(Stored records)
::::::::::
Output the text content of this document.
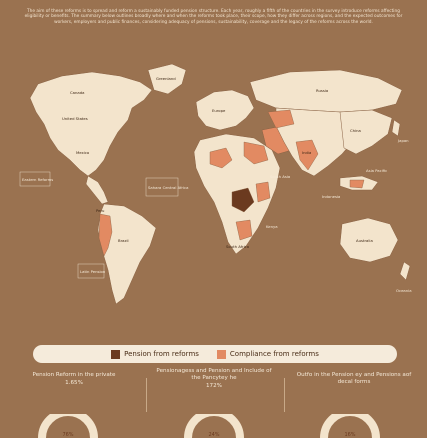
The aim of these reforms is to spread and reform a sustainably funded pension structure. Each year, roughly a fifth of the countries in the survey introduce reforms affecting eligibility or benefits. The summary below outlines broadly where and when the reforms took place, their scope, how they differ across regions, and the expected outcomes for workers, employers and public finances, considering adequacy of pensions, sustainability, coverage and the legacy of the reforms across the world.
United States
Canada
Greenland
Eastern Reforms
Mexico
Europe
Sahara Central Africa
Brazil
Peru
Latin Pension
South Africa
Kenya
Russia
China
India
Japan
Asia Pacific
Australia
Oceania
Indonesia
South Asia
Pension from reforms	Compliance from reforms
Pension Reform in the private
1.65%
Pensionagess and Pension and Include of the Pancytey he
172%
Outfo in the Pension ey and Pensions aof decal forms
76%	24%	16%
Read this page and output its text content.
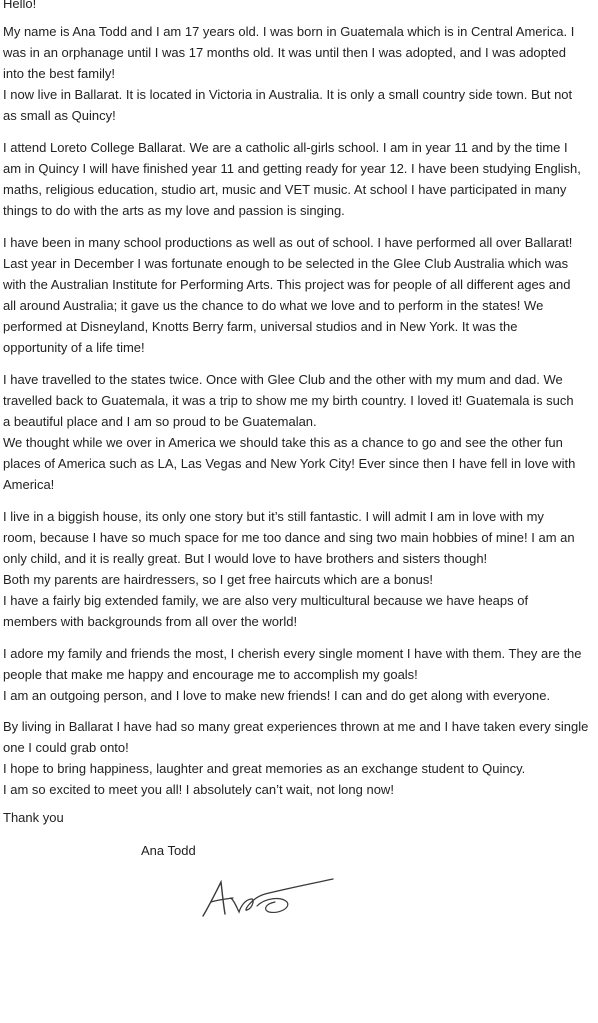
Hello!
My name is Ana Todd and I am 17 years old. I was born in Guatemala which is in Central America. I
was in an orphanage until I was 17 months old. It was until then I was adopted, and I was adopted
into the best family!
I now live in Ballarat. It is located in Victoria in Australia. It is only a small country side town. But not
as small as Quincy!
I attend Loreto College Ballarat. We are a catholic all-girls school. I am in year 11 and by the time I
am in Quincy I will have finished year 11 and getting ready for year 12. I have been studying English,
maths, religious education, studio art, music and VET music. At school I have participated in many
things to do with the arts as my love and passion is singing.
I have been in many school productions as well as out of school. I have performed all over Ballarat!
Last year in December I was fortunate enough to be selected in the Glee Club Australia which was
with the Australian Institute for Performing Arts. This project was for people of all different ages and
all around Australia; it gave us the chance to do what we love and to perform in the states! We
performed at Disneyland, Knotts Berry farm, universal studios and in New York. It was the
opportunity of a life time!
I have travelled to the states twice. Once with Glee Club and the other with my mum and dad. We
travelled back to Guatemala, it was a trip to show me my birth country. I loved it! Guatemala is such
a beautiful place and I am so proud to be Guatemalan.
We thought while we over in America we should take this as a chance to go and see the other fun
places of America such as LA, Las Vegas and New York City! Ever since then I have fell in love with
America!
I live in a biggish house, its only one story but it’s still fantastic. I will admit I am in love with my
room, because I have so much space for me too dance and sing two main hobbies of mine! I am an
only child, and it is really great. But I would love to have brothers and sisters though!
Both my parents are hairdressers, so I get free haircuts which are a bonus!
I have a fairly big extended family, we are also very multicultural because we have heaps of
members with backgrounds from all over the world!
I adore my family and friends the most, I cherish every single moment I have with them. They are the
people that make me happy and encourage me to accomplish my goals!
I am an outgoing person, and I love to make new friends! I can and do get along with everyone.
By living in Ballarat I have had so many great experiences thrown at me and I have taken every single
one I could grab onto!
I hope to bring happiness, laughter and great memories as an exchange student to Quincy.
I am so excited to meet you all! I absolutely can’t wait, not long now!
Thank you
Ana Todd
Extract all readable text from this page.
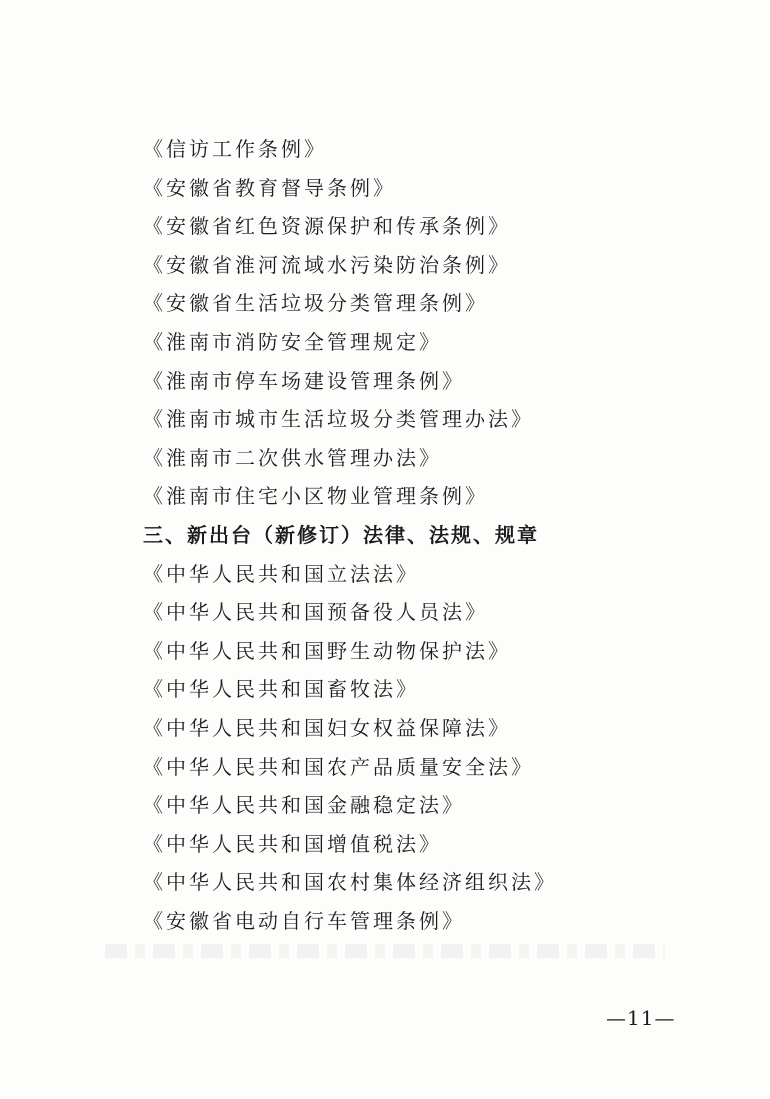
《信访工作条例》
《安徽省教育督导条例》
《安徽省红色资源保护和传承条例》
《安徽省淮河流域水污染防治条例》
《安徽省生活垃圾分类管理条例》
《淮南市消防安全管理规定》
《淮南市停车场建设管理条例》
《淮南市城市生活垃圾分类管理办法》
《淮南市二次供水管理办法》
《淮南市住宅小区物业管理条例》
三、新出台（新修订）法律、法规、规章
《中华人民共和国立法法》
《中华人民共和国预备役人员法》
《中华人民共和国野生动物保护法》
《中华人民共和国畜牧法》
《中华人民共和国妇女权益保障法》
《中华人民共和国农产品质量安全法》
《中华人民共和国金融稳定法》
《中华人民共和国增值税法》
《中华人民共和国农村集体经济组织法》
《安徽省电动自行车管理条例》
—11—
::::::::::
→ **Goal**
Leave out the pictures and give the rest of the records again exactly.

→ **Output**
Output the text content of this document.
The aim of these reforms is to spread and reform a sustainably funded pension structure. Each year, roughly a fifth of the countries in the survey introduce reforms affecting eligibility or benefits. The summary below outlines broadly where and when the reforms took place, their scope, how they differ across regions, and the expected outcomes for workers, employers and public finances, considering adequacy of pensions, sustainability, coverage and the legacy of the reforms across the world.
United States
Canada
Greenland
Eastern Reforms
Mexico
Europe
Sahara Central Africa
Brazil
Peru
Latin Pension
South Africa
Kenya
Russia
China
India
Japan
Asia Pacific
Australia
Oceania
Indonesia
South Asia
Pension from reforms	Compliance from reforms
Pension Reform in the private
1.65%
Pensionagess and Pension and Include of the Pancytey he
172%
Outfo in the Pension ey and Pensions aof decal forms
76%	24%	16%
Read this page and output its text content.
Hello!
My name is Ana Todd and I am 17 years old. I was born in Guatemala which is in Central America. I
was in an orphanage until I was 17 months old. It was until then I was adopted, and I was adopted
into the best family!
I now live in Ballarat. It is located in Victoria in Australia. It is only a small country side town. But not
as small as Quincy!
I attend Loreto College Ballarat. We are a catholic all-girls school. I am in year 11 and by the time I
am in Quincy I will have finished year 11 and getting ready for year 12. I have been studying English,
maths, religious education, studio art, music and VET music. At school I have participated in many
things to do with the arts as my love and passion is singing.
I have been in many school productions as well as out of school. I have performed all over Ballarat!
Last year in December I was fortunate enough to be selected in the Glee Club Australia which was
with the Australian Institute for Performing Arts. This project was for people of all different ages and
all around Australia; it gave us the chance to do what we love and to perform in the states! We
performed at Disneyland, Knotts Berry farm, universal studios and in New York. It was the
opportunity of a life time!
I have travelled to the states twice. Once with Glee Club and the other with my mum and dad. We
travelled back to Guatemala, it was a trip to show me my birth country. I loved it! Guatemala is such
a beautiful place and I am so proud to be Guatemalan.
We thought while we over in America we should take this as a chance to go and see the other fun
places of America such as LA, Las Vegas and New York City! Ever since then I have fell in love with
America!
I live in a biggish house, its only one story but it’s still fantastic. I will admit I am in love with my
room, because I have so much space for me too dance and sing two main hobbies of mine! I am an
only child, and it is really great. But I would love to have brothers and sisters though!
Both my parents are hairdressers, so I get free haircuts which are a bonus!
I have a fairly big extended family, we are also very multicultural because we have heaps of
members with backgrounds from all over the world!
I adore my family and friends the most, I cherish every single moment I have with them. They are the
people that make me happy and encourage me to accomplish my goals!
I am an outgoing person, and I love to make new friends! I can and do get along with everyone.
By living in Ballarat I have had so many great experiences thrown at me and I have taken every single
one I could grab onto!
I hope to bring happiness, laughter and great memories as an exchange student to Quincy.
I am so excited to meet you all! I absolutely can’t wait, not long now!
Thank you
Ana Todd
Extract all readable text from this page.
《信访工作条例》
《安徽省教育督导条例》
《安徽省红色资源保护和传承条例》
《安徽省淮河流域水污染防治条例》
《安徽省生活垃圾分类管理条例》
《淮南市消防安全管理规定》
《淮南市停车场建设管理条例》
《淮南市城市生活垃圾分类管理办法》
《淮南市二次供水管理办法》
《淮南市住宅小区物业管理条例》
三、新出台（新修订）法律、法规、规章
《中华人民共和国立法法》
《中华人民共和国预备役人员法》
《中华人民共和国野生动物保护法》
《中华人民共和国畜牧法》
《中华人民共和国妇女权益保障法》
《中华人民共和国农产品质量安全法》
《中华人民共和国金融稳定法》
《中华人民共和国增值税法》
《中华人民共和国农村集体经济组织法》
《安徽省电动自行车管理条例》
—11—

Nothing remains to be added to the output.